Dataset records
______________________________
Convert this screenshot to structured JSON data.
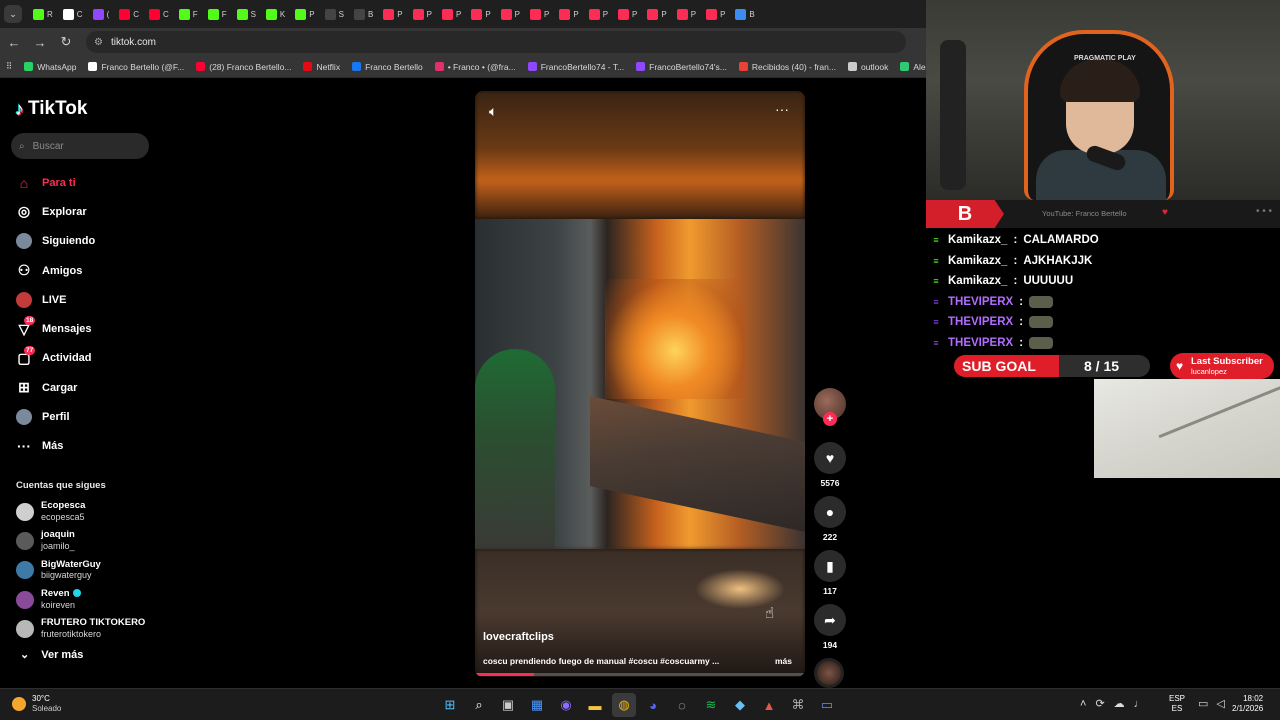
{
  "browser": {
    "tabs": [
      {
        "label": "R",
        "color": "#53fc18"
      },
      {
        "label": "C",
        "color": "#ffffff"
      },
      {
        "label": "(",
        "color": "#9146ff"
      },
      {
        "label": "C",
        "color": "#ff0033"
      },
      {
        "label": "C",
        "color": "#ff0033"
      },
      {
        "label": "F",
        "color": "#53fc18"
      },
      {
        "label": "F",
        "color": "#53fc18"
      },
      {
        "label": "S",
        "color": "#53fc18"
      },
      {
        "label": "K",
        "color": "#53fc18"
      },
      {
        "label": "P",
        "color": "#53fc18"
      },
      {
        "label": "S",
        "color": "#444444"
      },
      {
        "label": "B",
        "color": "#444444"
      },
      {
        "label": "P",
        "color": "#fe2c55"
      },
      {
        "label": "P",
        "color": "#fe2c55"
      },
      {
        "label": "P",
        "color": "#fe2c55"
      },
      {
        "label": "P",
        "color": "#fe2c55"
      },
      {
        "label": "P",
        "color": "#fe2c55"
      },
      {
        "label": "P",
        "color": "#fe2c55"
      },
      {
        "label": "P",
        "color": "#fe2c55"
      },
      {
        "label": "P",
        "color": "#fe2c55"
      },
      {
        "label": "P",
        "color": "#fe2c55"
      },
      {
        "label": "P",
        "color": "#fe2c55"
      },
      {
        "label": "P",
        "color": "#fe2c55"
      },
      {
        "label": "P",
        "color": "#fe2c55"
      },
      {
        "label": "B",
        "color": "#3c8cf4"
      }
    ],
    "url": "tiktok.com",
    "bookmarks": [
      {
        "label": "WhatsApp",
        "color": "#25d366"
      },
      {
        "label": "Franco Bertello (@F...",
        "color": "#ffffff"
      },
      {
        "label": "(28) Franco Bertello...",
        "color": "#ff0033"
      },
      {
        "label": "Netflix",
        "color": "#e50914"
      },
      {
        "label": "Franco Bertello",
        "color": "#1877f2"
      },
      {
        "label": "• Franco • (@fra...",
        "color": "#e1306c"
      },
      {
        "label": "FrancoBertello74 - T...",
        "color": "#9146ff"
      },
      {
        "label": "FrancoBertello74's...",
        "color": "#9146ff"
      },
      {
        "label": "Recibidos (40) - fran...",
        "color": "#ea4335"
      },
      {
        "label": "outlook",
        "color": "#cccccc"
      },
      {
        "label": "Aler",
        "color": "#2ecc71"
      }
    ]
  },
  "tiktok": {
    "logo": "TikTok",
    "search_placeholder": "Buscar",
    "nav": [
      {
        "label": "Para ti",
        "icon": "home-icon",
        "glyph": "⌂",
        "active": true,
        "badge": ""
      },
      {
        "label": "Explorar",
        "icon": "compass-icon",
        "glyph": "◎",
        "active": false,
        "badge": ""
      },
      {
        "label": "Siguiendo",
        "icon": "following-avatar-icon",
        "glyph": "",
        "active": false,
        "badge": ""
      },
      {
        "label": "Amigos",
        "icon": "friends-icon",
        "glyph": "⚇",
        "active": false,
        "badge": ""
      },
      {
        "label": "LIVE",
        "icon": "live-icon",
        "glyph": "",
        "active": false,
        "badge": ""
      },
      {
        "label": "Mensajes",
        "icon": "messages-icon",
        "glyph": "▽",
        "active": false,
        "badge": "18"
      },
      {
        "label": "Actividad",
        "icon": "activity-icon",
        "glyph": "▢",
        "active": false,
        "badge": "77"
      },
      {
        "label": "Cargar",
        "icon": "upload-icon",
        "glyph": "⊞",
        "active": false,
        "badge": ""
      },
      {
        "label": "Perfil",
        "icon": "profile-avatar-icon",
        "glyph": "",
        "active": false,
        "badge": ""
      },
      {
        "label": "Más",
        "icon": "more-icon",
        "glyph": "···",
        "active": false,
        "badge": ""
      }
    ],
    "following_title": "Cuentas que sigues",
    "following": [
      {
        "name": "Ecopesca",
        "user": "ecopesca5",
        "verified": false,
        "color": "#cfcfcf"
      },
      {
        "name": "joaquin",
        "user": "joamilo_",
        "verified": false,
        "color": "#5a5a5a"
      },
      {
        "name": "BigWaterGuy",
        "user": "biigwaterguy",
        "verified": false,
        "color": "#3d7aa8"
      },
      {
        "name": "Reven",
        "user": "koireven",
        "verified": true,
        "color": "#8a4a9a"
      },
      {
        "name": "FRUTERO TIKTOKERO",
        "user": "fruterotiktokero",
        "verified": false,
        "color": "#b8b8b8"
      }
    ],
    "see_more": "Ver más",
    "video": {
      "author": "lovecraftclips",
      "caption": "coscu prendiendo fuego de manual #coscu #coscuarmy ...",
      "more": "más",
      "progress": 0.18,
      "likes": "5576",
      "comments": "222",
      "saves": "117",
      "shares": "194"
    }
  },
  "stream": {
    "chair_brand": "PRAGMATIC PLAY",
    "yt_logo": "B",
    "yt_label": "YouTube: Franco Bertello",
    "chat": [
      {
        "user": "Kamikazx_",
        "msg": "CALAMARDO",
        "user_color": "#ffffff",
        "badge_color": "#53fc18",
        "badge": "≡",
        "emote": false
      },
      {
        "user": "Kamikazx_",
        "msg": "AJKHAKJJK",
        "user_color": "#ffffff",
        "badge_color": "#53fc18",
        "badge": "≡",
        "emote": false
      },
      {
        "user": "Kamikazx_",
        "msg": "UUUUUU",
        "user_color": "#ffffff",
        "badge_color": "#53fc18",
        "badge": "≡",
        "emote": false
      },
      {
        "user": "THEVIPERX",
        "msg": "",
        "user_color": "#b26cff",
        "badge_color": "#9146ff",
        "badge": "≡",
        "emote": true
      },
      {
        "user": "THEVIPERX",
        "msg": "",
        "user_color": "#b26cff",
        "badge_color": "#9146ff",
        "badge": "≡",
        "emote": true
      },
      {
        "user": "THEVIPERX",
        "msg": "",
        "user_color": "#b26cff",
        "badge_color": "#9146ff",
        "badge": "≡",
        "emote": true
      }
    ],
    "sub_goal_label": "SUB GOAL",
    "sub_goal_count": "8 / 15",
    "sub_goal_fraction": 0.5333,
    "last_sub_title": "Last Subscriber",
    "last_sub_name": "lucanlopez"
  },
  "taskbar": {
    "weather_temp": "30°C",
    "weather_cond": "Soleado",
    "apps": [
      {
        "name": "start-icon",
        "glyph": "⊞",
        "color": "#4cc2ff"
      },
      {
        "name": "search-icon",
        "glyph": "⌕",
        "color": "#ffffff"
      },
      {
        "name": "task-view-icon",
        "glyph": "▣",
        "color": "#cccccc"
      },
      {
        "name": "widgets-icon",
        "glyph": "▦",
        "color": "#4c9aff"
      },
      {
        "name": "circle-app-icon",
        "glyph": "◉",
        "color": "#8a6cff"
      },
      {
        "name": "file-explorer-icon",
        "glyph": "▬",
        "color": "#f4c542"
      },
      {
        "name": "chrome-icon",
        "glyph": "◍",
        "color": "#f4b400"
      },
      {
        "name": "discord-icon",
        "glyph": "◕",
        "color": "#5865f2"
      },
      {
        "name": "obs-icon",
        "glyph": "◌",
        "color": "#dddddd"
      },
      {
        "name": "spotify-icon",
        "glyph": "≋",
        "color": "#1db954"
      },
      {
        "name": "steam-icon",
        "glyph": "◆",
        "color": "#66c0f4"
      },
      {
        "name": "gamepad-icon",
        "glyph": "▲",
        "color": "#e05a4a"
      },
      {
        "name": "network-app-icon",
        "glyph": "⌘",
        "color": "#aaaaaa"
      },
      {
        "name": "monitor-app-icon",
        "glyph": "▭",
        "color": "#4c9aff"
      }
    ],
    "lang_1": "ESP",
    "lang_2": "ES",
    "time": "18:02",
    "date": "2/1/2026"
  }
}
______________________________
**WORK TO COMPLETE**
Transcribe the preceding listing in its entirety and with exact wording, leaving out pictures.

**PROBLEM SOLUTION**
Convert this screenshot to structured JSON data.
{
  "browser": {
    "tabs": [
      {
        "label": "R",
        "color": "#53fc18"
      },
      {
        "label": "C",
        "color": "#ffffff"
      },
      {
        "label": "(",
        "color": "#9146ff"
      },
      {
        "label": "C",
        "color": "#ff0033"
      },
      {
        "label": "C",
        "color": "#ff0033"
      },
      {
        "label": "F",
        "color": "#53fc18"
      },
      {
        "label": "F",
        "color": "#53fc18"
      },
      {
        "label": "S",
        "color": "#53fc18"
      },
      {
        "label": "K",
        "color": "#53fc18"
      },
      {
        "label": "P",
        "color": "#53fc18"
      },
      {
        "label": "S",
        "color": "#444444"
      },
      {
        "label": "B",
        "color": "#444444"
      },
      {
        "label": "P",
        "color": "#fe2c55"
      },
      {
        "label": "P",
        "color": "#fe2c55"
      },
      {
        "label": "P",
        "color": "#fe2c55"
      },
      {
        "label": "P",
        "color": "#fe2c55"
      },
      {
        "label": "P",
        "color": "#fe2c55"
      },
      {
        "label": "P",
        "color": "#fe2c55"
      },
      {
        "label": "P",
        "color": "#fe2c55"
      },
      {
        "label": "P",
        "color": "#fe2c55"
      },
      {
        "label": "P",
        "color": "#fe2c55"
      },
      {
        "label": "P",
        "color": "#fe2c55"
      },
      {
        "label": "P",
        "color": "#fe2c55"
      },
      {
        "label": "P",
        "color": "#fe2c55"
      },
      {
        "label": "B",
        "color": "#3c8cf4"
      }
    ],
    "url": "tiktok.com",
    "bookmarks": [
      {
        "label": "WhatsApp",
        "color": "#25d366"
      },
      {
        "label": "Franco Bertello (@F...",
        "color": "#ffffff"
      },
      {
        "label": "(28) Franco Bertello...",
        "color": "#ff0033"
      },
      {
        "label": "Netflix",
        "color": "#e50914"
      },
      {
        "label": "Franco Bertello",
        "color": "#1877f2"
      },
      {
        "label": "• Franco • (@fra...",
        "color": "#e1306c"
      },
      {
        "label": "FrancoBertello74 - T...",
        "color": "#9146ff"
      },
      {
        "label": "FrancoBertello74's...",
        "color": "#9146ff"
      },
      {
        "label": "Recibidos (40) - fran...",
        "color": "#ea4335"
      },
      {
        "label": "outlook",
        "color": "#cccccc"
      },
      {
        "label": "Aler",
        "color": "#2ecc71"
      }
    ]
  },
  "tiktok": {
    "logo": "TikTok",
    "search_placeholder": "Buscar",
    "nav": [
      {
        "label": "Para ti",
        "icon": "home-icon",
        "glyph": "⌂",
        "active": true,
        "badge": ""
      },
      {
        "label": "Explorar",
        "icon": "compass-icon",
        "glyph": "◎",
        "active": false,
        "badge": ""
      },
      {
        "label": "Siguiendo",
        "icon": "following-avatar-icon",
        "glyph": "",
        "active": false,
        "badge": ""
      },
      {
        "label": "Amigos",
        "icon": "friends-icon",
        "glyph": "⚇",
        "active": false,
        "badge": ""
      },
      {
        "label": "LIVE",
        "icon": "live-icon",
        "glyph": "",
        "active": false,
        "badge": ""
      },
      {
        "label": "Mensajes",
        "icon": "messages-icon",
        "glyph": "▽",
        "active": false,
        "badge": "18"
      },
      {
        "label": "Actividad",
        "icon": "activity-icon",
        "glyph": "▢",
        "active": false,
        "badge": "77"
      },
      {
        "label": "Cargar",
        "icon": "upload-icon",
        "glyph": "⊞",
        "active": false,
        "badge": ""
      },
      {
        "label": "Perfil",
        "icon": "profile-avatar-icon",
        "glyph": "",
        "active": false,
        "badge": ""
      },
      {
        "label": "Más",
        "icon": "more-icon",
        "glyph": "···",
        "active": false,
        "badge": ""
      }
    ],
    "following_title": "Cuentas que sigues",
    "following": [
      {
        "name": "Ecopesca",
        "user": "ecopesca5",
        "verified": false,
        "color": "#cfcfcf"
      },
      {
        "name": "joaquin",
        "user": "joamilo_",
        "verified": false,
        "color": "#5a5a5a"
      },
      {
        "name": "BigWaterGuy",
        "user": "biigwaterguy",
        "verified": false,
        "color": "#3d7aa8"
      },
      {
        "name": "Reven",
        "user": "koireven",
        "verified": true,
        "color": "#8a4a9a"
      },
      {
        "name": "FRUTERO TIKTOKERO",
        "user": "fruterotiktokero",
        "verified": false,
        "color": "#b8b8b8"
      }
    ],
    "see_more": "Ver más",
    "video": {
      "author": "lovecraftclips",
      "caption": "coscu prendiendo fuego de manual #coscu #coscuarmy ...",
      "more": "más",
      "progress": 0.18,
      "likes": "5576",
      "comments": "222",
      "saves": "117",
      "shares": "194"
    }
  },
  "stream": {
    "chair_brand": "PRAGMATIC PLAY",
    "yt_logo": "B",
    "yt_label": "YouTube: Franco Bertello",
    "chat": [
      {
        "user": "Kamikazx_",
        "msg": "CALAMARDO",
        "user_color": "#ffffff",
        "badge_color": "#53fc18",
        "badge": "≡",
        "emote": false
      },
      {
        "user": "Kamikazx_",
        "msg": "AJKHAKJJK",
        "user_color": "#ffffff",
        "badge_color": "#53fc18",
        "badge": "≡",
        "emote": false
      },
      {
        "user": "Kamikazx_",
        "msg": "UUUUUU",
        "user_color": "#ffffff",
        "badge_color": "#53fc18",
        "badge": "≡",
        "emote": false
      },
      {
        "user": "THEVIPERX",
        "msg": "",
        "user_color": "#b26cff",
        "badge_color": "#9146ff",
        "badge": "≡",
        "emote": true
      },
      {
        "user": "THEVIPERX",
        "msg": "",
        "user_color": "#b26cff",
        "badge_color": "#9146ff",
        "badge": "≡",
        "emote": true
      },
      {
        "user": "THEVIPERX",
        "msg": "",
        "user_color": "#b26cff",
        "badge_color": "#9146ff",
        "badge": "≡",
        "emote": true
      }
    ],
    "sub_goal_label": "SUB GOAL",
    "sub_goal_count": "8 / 15",
    "sub_goal_fraction": 0.5333,
    "last_sub_title": "Last Subscriber",
    "last_sub_name": "lucanlopez"
  },
  "taskbar": {
    "weather_temp": "30°C",
    "weather_cond": "Soleado",
    "apps": [
      {
        "name": "start-icon",
        "glyph": "⊞",
        "color": "#4cc2ff"
      },
      {
        "name": "search-icon",
        "glyph": "⌕",
        "color": "#ffffff"
      },
      {
        "name": "task-view-icon",
        "glyph": "▣",
        "color": "#cccccc"
      },
      {
        "name": "widgets-icon",
        "glyph": "▦",
        "color": "#4c9aff"
      },
      {
        "name": "circle-app-icon",
        "glyph": "◉",
        "color": "#8a6cff"
      },
      {
        "name": "file-explorer-icon",
        "glyph": "▬",
        "color": "#f4c542"
      },
      {
        "name": "chrome-icon",
        "glyph": "◍",
        "color": "#f4b400"
      },
      {
        "name": "discord-icon",
        "glyph": "◕",
        "color": "#5865f2"
      },
      {
        "name": "obs-icon",
        "glyph": "◌",
        "color": "#dddddd"
      },
      {
        "name": "spotify-icon",
        "glyph": "≋",
        "color": "#1db954"
      },
      {
        "name": "steam-icon",
        "glyph": "◆",
        "color": "#66c0f4"
      },
      {
        "name": "gamepad-icon",
        "glyph": "▲",
        "color": "#e05a4a"
      },
      {
        "name": "network-app-icon",
        "glyph": "⌘",
        "color": "#aaaaaa"
      },
      {
        "name": "monitor-app-icon",
        "glyph": "▭",
        "color": "#4c9aff"
      }
    ],
    "lang_1": "ESP",
    "lang_2": "ES",
    "time": "18:02",
    "date": "2/1/2026"
  }
}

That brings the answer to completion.